§ Work instructions
1. According to the Chevy truck passage, which trucks appeared in 1955 1/2 and ended production of the Loadmaster-style trucks?
2. Carry on the Chevy truck passage from its final sentence.

§ Selected passage

========================================

Built until 1955 1/2, when the handsome new Task Force trucks appeared (maybe my second favorite truck ever), Chevy (along with GMC’s version) must have built a good couple million Loadmasters style trucks. They were everywhere, and their shadow side was of course that they were directly responsible for the decline of the independents, like the Reo, Diamond T, Studebaker and others. GM’s ability to spread development costs over such large volume made it impossible for the small guys to survive. GM couldn’t really stop its war machine, and the fifties were the final rout of the runts.

But everyone likes a winner, and this Chevy certainly is that. It was built during GM’s great golden years of the early-mid fifties, when for the most part their products were highly rational as well as stylish. And well built, too. These trucks were (are, actually) about as indestructible as mass-produced products get. Thick sheet metal; no thin skins here. And durable components that can be relied on for their unwavering constancy. Chevy couldn’t just win the truck wars with fins or gimmicks; these were the real thing.

Of course, the heart of a truck lies under the hood, and here’s the Chevy’s: the venerable Blue Flame six, although I’m not sure that’s what it was being called just then (GM’s Marketing/Naming Dept. was being kept busy).  It came in 216 and 235 cubic inch sizes, and a highly-sought long-stroke 261 CID version also joined the Blue Flame party sometime along the way, nearer to the end of the Loadmaster’s run. That’s the one to have!

========================================

[Element boundary data]
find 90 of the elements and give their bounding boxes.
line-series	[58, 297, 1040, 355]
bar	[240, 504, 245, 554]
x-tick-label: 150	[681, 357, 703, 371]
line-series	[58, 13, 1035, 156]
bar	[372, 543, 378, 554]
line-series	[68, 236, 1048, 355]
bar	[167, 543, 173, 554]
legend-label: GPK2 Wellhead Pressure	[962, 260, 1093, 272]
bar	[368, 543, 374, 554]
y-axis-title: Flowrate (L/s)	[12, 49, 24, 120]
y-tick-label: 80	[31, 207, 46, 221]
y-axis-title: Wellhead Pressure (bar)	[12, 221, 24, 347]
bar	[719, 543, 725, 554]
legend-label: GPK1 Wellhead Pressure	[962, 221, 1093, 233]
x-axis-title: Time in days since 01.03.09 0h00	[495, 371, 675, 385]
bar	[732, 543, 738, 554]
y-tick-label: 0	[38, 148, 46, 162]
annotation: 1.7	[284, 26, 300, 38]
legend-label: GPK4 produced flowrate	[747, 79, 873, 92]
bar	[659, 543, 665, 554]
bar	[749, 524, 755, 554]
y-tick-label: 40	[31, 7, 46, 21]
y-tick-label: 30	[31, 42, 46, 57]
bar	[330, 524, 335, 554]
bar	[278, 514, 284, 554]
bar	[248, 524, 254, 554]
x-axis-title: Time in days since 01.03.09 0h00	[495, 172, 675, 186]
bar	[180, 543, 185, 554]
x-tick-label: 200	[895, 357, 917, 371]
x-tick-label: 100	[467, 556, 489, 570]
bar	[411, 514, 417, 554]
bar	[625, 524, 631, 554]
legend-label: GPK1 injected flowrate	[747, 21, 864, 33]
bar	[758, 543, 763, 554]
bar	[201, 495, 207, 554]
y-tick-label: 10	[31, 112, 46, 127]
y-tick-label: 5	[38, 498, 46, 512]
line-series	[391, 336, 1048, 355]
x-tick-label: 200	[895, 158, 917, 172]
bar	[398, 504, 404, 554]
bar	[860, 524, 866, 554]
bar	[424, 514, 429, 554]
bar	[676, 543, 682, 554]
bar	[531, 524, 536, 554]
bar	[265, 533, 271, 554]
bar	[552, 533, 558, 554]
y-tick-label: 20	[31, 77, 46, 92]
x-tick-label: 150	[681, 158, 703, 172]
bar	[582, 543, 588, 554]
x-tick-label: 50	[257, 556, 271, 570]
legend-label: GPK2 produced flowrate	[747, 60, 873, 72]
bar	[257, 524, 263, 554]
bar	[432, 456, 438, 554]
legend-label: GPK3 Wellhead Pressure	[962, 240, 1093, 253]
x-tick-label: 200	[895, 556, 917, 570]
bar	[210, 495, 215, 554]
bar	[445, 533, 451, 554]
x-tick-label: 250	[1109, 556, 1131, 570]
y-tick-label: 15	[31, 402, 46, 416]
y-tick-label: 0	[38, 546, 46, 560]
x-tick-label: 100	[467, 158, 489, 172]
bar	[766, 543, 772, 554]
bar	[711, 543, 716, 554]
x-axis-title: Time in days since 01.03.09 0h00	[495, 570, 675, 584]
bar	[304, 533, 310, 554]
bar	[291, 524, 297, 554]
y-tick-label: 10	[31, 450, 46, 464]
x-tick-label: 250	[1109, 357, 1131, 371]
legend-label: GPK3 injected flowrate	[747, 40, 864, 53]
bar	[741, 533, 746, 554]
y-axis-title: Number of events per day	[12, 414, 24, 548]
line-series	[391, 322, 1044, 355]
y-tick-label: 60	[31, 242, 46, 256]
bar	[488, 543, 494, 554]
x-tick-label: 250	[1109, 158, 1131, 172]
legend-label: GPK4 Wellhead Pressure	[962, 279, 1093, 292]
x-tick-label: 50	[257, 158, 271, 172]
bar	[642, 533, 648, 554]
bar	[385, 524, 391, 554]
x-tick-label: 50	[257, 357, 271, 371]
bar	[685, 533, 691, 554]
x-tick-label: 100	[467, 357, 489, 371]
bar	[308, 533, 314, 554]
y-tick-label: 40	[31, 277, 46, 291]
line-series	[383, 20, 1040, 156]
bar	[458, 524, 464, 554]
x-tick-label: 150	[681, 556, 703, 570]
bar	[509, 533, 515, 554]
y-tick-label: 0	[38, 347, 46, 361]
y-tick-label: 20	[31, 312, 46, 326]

========================================

§ Answer list
1. The Task Force trucks.

2.
Here’s the port side of the OHV six, which dates back to 1937. Look, this one has been updated with an alternator too! It’s ready to get back to work, and when it does, it won’t be rushed. These old Chevys have a most pleasant moan under load; well, moan is not exactly the right word. I’ve been struggling to find the right way to express in words how a Chevy six at full chat sounds for decades; but it’s a reassuring sound, like being sung into your ear “we’ll always get there, eventually, and no; I won’t let you down”.

Well, time to get some other real work done. But I’d love to take this Chevy out for spin today, though. It would be nice to hear some of its reassuring thick-skinned self-confidence.